*ACTIONS TO TAKE*
#1 List every cast member named in the credits at the top of the film review.
#2 Carry on the owl film review from its last sentence.
## START EXTRACT PROVIDED
Director:  Zack Snyder Writer(s): 
John Orloff

Emil Stern

Kathryn Lasky

Cast: Abbie Cornish, Adrienne DeFaria, Deborra-Lee Furness, Emily Barclay, ,
Legend of the Guardians: The Owls of Ga'Hoole (Review), reviewed by Anders Wotzke on 2010-09-28T13:03:45+00:00 rating 4.0 out of5

It’s easy to laugh at the inherent goofiness of Legend of the Guardians: The Owls of Ga’Hoole, a Tolkien-esque fantasy epic in which a bunch of talking CGI owls don ornate suits of armour and deliver lines like “Trust your gizzard, Soren” without so much as a wink. In fact, there isn’t a single sight gag or pop culture reference to speak of, which is astonishing, really, when you consider “Lady GaGa’Hoole” practically writes itself.

But for that very reason, you’ve got to admire Australian animation studio Animal Logic. They’ve traded in their Happy Feet for some serious dramatic talons with Legend of the Guardians, boldly choosing not to prescribe to the industry norm that suggests talking animals belong only in innocuous comedies starring Eddie Murphy.

And the risk has paid off. Guardians is an absolute hoot.
## END EXTRACT PROVIDED
## START DATASET ENTRIES
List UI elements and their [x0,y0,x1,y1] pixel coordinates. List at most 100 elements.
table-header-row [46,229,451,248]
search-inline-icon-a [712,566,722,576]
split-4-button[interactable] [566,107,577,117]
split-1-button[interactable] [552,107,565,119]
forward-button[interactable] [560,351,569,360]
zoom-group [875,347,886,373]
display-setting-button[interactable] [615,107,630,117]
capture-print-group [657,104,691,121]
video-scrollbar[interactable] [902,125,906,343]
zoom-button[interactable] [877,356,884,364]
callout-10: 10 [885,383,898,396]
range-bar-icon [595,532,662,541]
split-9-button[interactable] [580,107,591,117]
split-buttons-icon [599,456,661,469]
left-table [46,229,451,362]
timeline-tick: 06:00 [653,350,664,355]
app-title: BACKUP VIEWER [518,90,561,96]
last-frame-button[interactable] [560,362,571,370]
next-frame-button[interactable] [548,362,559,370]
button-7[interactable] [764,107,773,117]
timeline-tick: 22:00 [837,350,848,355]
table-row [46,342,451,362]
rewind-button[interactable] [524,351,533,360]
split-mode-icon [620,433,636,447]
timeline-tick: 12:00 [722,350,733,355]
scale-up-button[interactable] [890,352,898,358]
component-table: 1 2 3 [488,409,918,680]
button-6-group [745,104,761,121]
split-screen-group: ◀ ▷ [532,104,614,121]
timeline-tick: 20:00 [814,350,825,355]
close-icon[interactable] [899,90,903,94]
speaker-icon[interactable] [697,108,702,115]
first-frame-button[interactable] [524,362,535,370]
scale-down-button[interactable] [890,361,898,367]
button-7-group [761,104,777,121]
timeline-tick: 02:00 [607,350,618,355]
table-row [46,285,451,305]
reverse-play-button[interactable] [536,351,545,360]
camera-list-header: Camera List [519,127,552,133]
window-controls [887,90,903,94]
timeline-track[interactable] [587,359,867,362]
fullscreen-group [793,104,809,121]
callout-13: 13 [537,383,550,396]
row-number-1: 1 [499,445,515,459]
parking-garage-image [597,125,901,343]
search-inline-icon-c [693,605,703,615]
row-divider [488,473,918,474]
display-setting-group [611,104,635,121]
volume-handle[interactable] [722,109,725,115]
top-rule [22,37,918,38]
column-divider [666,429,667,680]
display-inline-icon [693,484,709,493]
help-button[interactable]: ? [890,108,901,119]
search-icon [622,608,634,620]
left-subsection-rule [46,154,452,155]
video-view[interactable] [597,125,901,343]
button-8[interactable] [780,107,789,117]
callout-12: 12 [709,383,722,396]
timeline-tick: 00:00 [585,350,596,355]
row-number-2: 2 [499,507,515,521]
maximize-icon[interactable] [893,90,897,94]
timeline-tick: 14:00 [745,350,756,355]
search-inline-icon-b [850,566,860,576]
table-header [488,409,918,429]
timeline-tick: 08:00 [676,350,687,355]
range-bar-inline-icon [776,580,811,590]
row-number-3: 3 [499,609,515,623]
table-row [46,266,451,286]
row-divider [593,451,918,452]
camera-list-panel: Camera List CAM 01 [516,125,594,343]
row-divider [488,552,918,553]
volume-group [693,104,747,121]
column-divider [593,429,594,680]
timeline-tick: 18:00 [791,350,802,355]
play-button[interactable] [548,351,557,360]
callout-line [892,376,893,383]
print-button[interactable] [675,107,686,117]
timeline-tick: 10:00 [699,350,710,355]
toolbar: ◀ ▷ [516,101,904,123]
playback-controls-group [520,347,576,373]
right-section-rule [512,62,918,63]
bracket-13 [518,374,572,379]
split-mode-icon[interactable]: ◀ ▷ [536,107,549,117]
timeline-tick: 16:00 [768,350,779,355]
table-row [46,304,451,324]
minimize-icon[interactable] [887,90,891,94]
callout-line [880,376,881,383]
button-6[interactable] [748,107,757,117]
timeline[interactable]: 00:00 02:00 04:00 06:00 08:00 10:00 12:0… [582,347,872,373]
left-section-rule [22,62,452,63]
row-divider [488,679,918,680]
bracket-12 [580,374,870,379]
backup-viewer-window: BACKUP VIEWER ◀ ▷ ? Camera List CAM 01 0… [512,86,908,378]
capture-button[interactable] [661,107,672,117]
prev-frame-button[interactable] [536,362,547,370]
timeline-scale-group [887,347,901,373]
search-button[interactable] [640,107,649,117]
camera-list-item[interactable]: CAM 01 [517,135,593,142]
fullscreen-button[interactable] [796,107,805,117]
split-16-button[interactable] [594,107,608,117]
## END DATASET ENTRIES
*ANSWERS FOR THE EXERCISE*
#1 Abbie Cornish, Adrienne DeFaria, Deborra-Lee Furness, Emily Barclay

#2
By not underestimating the emotional intelligence of a younger audience, director Zack Snyder (300, Watchmen) cleverly offsets mature themes such as racial purification — yes, a kids film that alludes to Nazi Germany — with a classic fantasy fable and jaw-dropping 3D visuals. Without question, these are the nicest looking hooters you’ll ever see in a movie. Well, a movie with a PG rating.

The Cain and Able story follows the adventurous Soren (voice of Jim Sturgess) and his jealous brother Kludd (Ryan Kwanten), two young Barn Owls who are abducted from their hollow by an army of militaristic owls seeking to establish a purist society. Along with an Elf Owl named Gylife (Emily Barclay), Soren manages to escape captivity, while Kludd, basking in the approval of the purist queen Nyra (Helen Mirren), opts to stay behind. With no time to lose, Soren and Gylife embark on a quest to find the fabled Guardians of Ga’Hoole, an almighty bunch of warrior-owls capable of bringing an end to the ‘Pure Ones’ reign of terror.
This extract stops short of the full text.